GIVEN EXERCISE: Reproduce all of the material word for word.

DATA FOR PROCESSING:

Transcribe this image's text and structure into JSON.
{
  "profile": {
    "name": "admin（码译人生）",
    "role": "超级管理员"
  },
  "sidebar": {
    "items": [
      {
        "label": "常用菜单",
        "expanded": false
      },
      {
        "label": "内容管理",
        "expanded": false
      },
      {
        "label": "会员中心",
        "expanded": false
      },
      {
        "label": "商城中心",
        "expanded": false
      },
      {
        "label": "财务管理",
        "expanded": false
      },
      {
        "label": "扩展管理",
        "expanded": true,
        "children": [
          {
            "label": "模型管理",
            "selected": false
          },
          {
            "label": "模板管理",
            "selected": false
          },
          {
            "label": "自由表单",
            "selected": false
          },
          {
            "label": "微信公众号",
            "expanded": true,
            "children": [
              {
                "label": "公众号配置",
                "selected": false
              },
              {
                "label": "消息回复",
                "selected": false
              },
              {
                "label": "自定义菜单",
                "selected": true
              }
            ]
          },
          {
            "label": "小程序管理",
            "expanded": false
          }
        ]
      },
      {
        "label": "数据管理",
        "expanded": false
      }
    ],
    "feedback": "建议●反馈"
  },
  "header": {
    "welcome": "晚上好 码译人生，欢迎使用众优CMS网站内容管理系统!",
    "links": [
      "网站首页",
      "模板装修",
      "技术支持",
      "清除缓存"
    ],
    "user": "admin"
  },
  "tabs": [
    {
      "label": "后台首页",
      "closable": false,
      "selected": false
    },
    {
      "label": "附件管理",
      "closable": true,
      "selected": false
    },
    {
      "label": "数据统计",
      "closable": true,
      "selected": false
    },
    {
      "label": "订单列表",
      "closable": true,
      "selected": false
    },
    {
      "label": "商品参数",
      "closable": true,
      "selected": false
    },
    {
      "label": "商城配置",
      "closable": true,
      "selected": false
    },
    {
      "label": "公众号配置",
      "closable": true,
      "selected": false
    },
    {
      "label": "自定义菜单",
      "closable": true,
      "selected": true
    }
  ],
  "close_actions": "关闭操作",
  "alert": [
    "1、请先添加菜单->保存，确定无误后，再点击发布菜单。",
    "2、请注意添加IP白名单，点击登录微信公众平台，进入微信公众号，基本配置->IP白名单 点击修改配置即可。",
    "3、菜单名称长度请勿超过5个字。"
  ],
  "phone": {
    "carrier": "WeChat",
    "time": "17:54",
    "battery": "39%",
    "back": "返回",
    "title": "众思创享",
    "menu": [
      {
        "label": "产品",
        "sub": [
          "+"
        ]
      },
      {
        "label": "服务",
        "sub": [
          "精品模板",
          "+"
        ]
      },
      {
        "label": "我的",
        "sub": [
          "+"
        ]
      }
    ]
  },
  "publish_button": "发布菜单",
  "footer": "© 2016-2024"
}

CORRECT RESPONSE:
Transcribe this image's text and structure into JSON.
{
  "profile": {
    "name": "admin（码译人生）",
    "role": "超级管理员"
  },
  "sidebar": {
    "items": [
      {
        "label": "常用菜单",
        "expanded": false
      },
      {
        "label": "内容管理",
        "expanded": false
      },
      {
        "label": "会员中心",
        "expanded": false
      },
      {
        "label": "商城中心",
        "expanded": false
      },
      {
        "label": "财务管理",
        "expanded": false
      },
      {
        "label": "扩展管理",
        "expanded": true,
        "children": [
          {
            "label": "模型管理",
            "selected": false
          },
          {
            "label": "模板管理",
            "selected": false
          },
          {
            "label": "自由表单",
            "selected": false
          },
          {
            "label": "微信公众号",
            "expanded": true,
            "children": [
              {
                "label": "公众号配置",
                "selected": false
              },
              {
                "label": "消息回复",
                "selected": false
              },
              {
                "label": "自定义菜单",
                "selected": true
              }
            ]
          },
          {
            "label": "小程序管理",
            "expanded": false
          }
        ]
      },
      {
        "label": "数据管理",
        "expanded": false
      }
    ],
    "feedback": "建议●反馈"
  },
  "header": {
    "welcome": "晚上好 码译人生，欢迎使用众优CMS网站内容管理系统!",
    "links": [
      "网站首页",
      "模板装修",
      "技术支持",
      "清除缓存"
    ],
    "user": "admin"
  },
  "tabs": [
    {
      "label": "后台首页",
      "closable": false,
      "selected": false
    },
    {
      "label": "附件管理",
      "closable": true,
      "selected": false
    },
    {
      "label": "数据统计",
      "closable": true,
      "selected": false
    },
    {
      "label": "订单列表",
      "closable": true,
      "selected": false
    },
    {
      "label": "商品参数",
      "closable": true,
      "selected": false
    },
    {
      "label": "商城配置",
      "closable": true,
      "selected": false
    },
    {
      "label": "公众号配置",
      "closable": true,
      "selected": false
    },
    {
      "label": "自定义菜单",
      "closable": true,
      "selected": true
    }
  ],
  "close_actions": "关闭操作",
  "alert": [
    "1、请先添加菜单->保存，确定无误后，再点击发布菜单。",
    "2、请注意添加IP白名单，点击登录微信公众平台，进入微信公众号，基本配置->IP白名单 点击修改配置即可。",
    "3、菜单名称长度请勿超过5个字。"
  ],
  "phone": {
    "carrier": "WeChat",
    "time": "17:54",
    "battery": "39%",
    "back": "返回",
    "title": "众思创享",
    "menu": [
      {
        "label": "产品",
        "sub": [
          "+"
        ]
      },
      {
        "label": "服务",
        "sub": [
          "精品模板",
          "+"
        ]
      },
      {
        "label": "我的",
        "sub": [
          "+"
        ]
      }
    ]
  },
  "publish_button": "发布菜单",
  "footer": "© 2016-2024"
}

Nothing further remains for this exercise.